### [EXTRAIT SOURCE]

----

Cette double contestation des deux piliers du régime marocain n’avait donc rien d’une revendication pour plus de liberté et il ne s’agissait pas de lutter pour une démocratisation du régime, mais pour son renversement.
Le danger pour la stabilité de l’État marocain fut que, dans les manifestations, le « Mouvement du 20 février » soit progressivement pris en main, à la fois par les islamistes d’Al Adl wal Ihsane et par l’ultra gauche du mouvement Annahj Addimocrati (la voie démocratique). Les islamistes et les gauchistes montrèrent à cette occasion qu’en dépit de leurs très profondes différences, ils pouvaient en effet nouer une alliance de circonstance contre le pouvoir.
Le légitimisme islamique marocain
Tous les islamistes marocains ne partagent pas la vision révolutionnaire d’Al Adl wal Ihsane. C’est ainsi que le souverain est soutenu par la confrérie Tariqa qadiriya boudchichiya du cheikh Hamza.
Cette dernière prône un islam soufi et maraboutique dont la force populaire la plus visible s’exprime dans la tradition des moussem, ces immenses rassemblements annuels autour des tombeaux des saints que détestent les salafistes.
Le roi Mohammed VI s’est donc appuyé sur un légitimisme islamique profondément ancré dans la tradition marocaine pour combattre le salafisme d’importation orientale888.
Ne restant pas sans réaction face au mouvement, le roi Mohammed VI procéda à de profondes réformes. Avec celle de la Constitution de 2011, un véritable toilettage des institutions fut opéré, même si, en apparence, les changements peuvent paraître limités.
Le projet de réforme constitutionnelle présenté le 17 juin par le souverain et qui visait, selon ses propres paroles, à « consolider les piliers d’une monarchie constitutionnelle, démocratique, parlementaire et sociale » fut massivement adopté par référendum le 1er juillet par 98 % des votants avec un taux record de participation atteignant pratiquement 73 %. Pour mémoire, en 2007, lors des élections législatives, le taux d’abstention avait été de 67 % et en 2002 de 48,6 %. Avec 2 % de « non », les oppositions radicales qui s’étaient retrouvées dans le « mouvement du 20 février » se comptèrent alors.
Quelles sont les nouveautés introduites par cette réforme constitutionnelle ?
1- L’article 1er de la Constitution de 1992 stipulait que : « Le Maroc est une monarchie constitutionnelle, démocratique et sociale. » Désormais, « le Maroc est une monarchie constitutionnelle, démocratique, parlementaire et sociale ».
2- Dans la Constitution de 1992, la personne du roi concentrait en les fusionnant les pouvoirs temporel et spirituel qui, désormais sont scindés :
- comme Commandeur des Croyants (Amir al mouminime), il « veille au respect de l’islam et préside le Conseil supérieur des Oulemas »,
- en tant que chef de l’État il est « son représentant suprême, symbole de l’unité de la nation, garant de la pérennité et de la continuité de l’État et arbitre suprême entre ses institutions ».

----

### [DONNÉES BRUTES]
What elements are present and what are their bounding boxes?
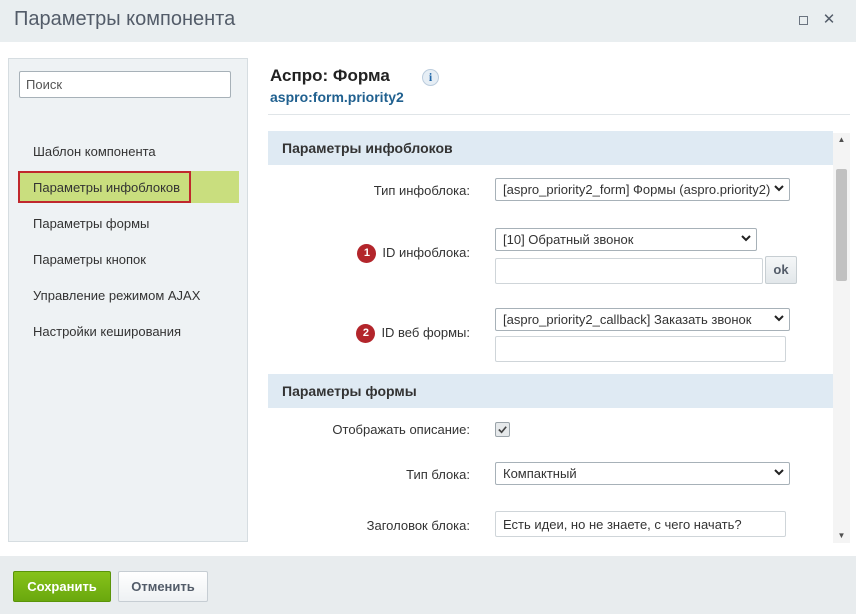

----

### [TÂCHE À RÉALISER]
Mettez à jour le passage de l'extrait sur le Maroc qui va de « Le danger pour » jusqu'à « contre le pouvoir. » inclus, en y remplaçant « progressivement » par « peu à peu ».

### [RÉPONSE RÉDIGÉE]
Le danger pour la stabilité de l’État marocain fut que, dans les manifestations, le « Mouvement du 20 février » soit peu à peu pris en main, à la fois par les islamistes d’Al Adl wal Ihsane et par l’ultra gauche du mouvement Annahj Addimocrati (la voie démocratique). Les islamistes et les gauchistes montrèrent à cette occasion qu’en dépit de leurs très profondes différences, ils pouvaient en effet nouer une alliance de circonstance contre le pouvoir.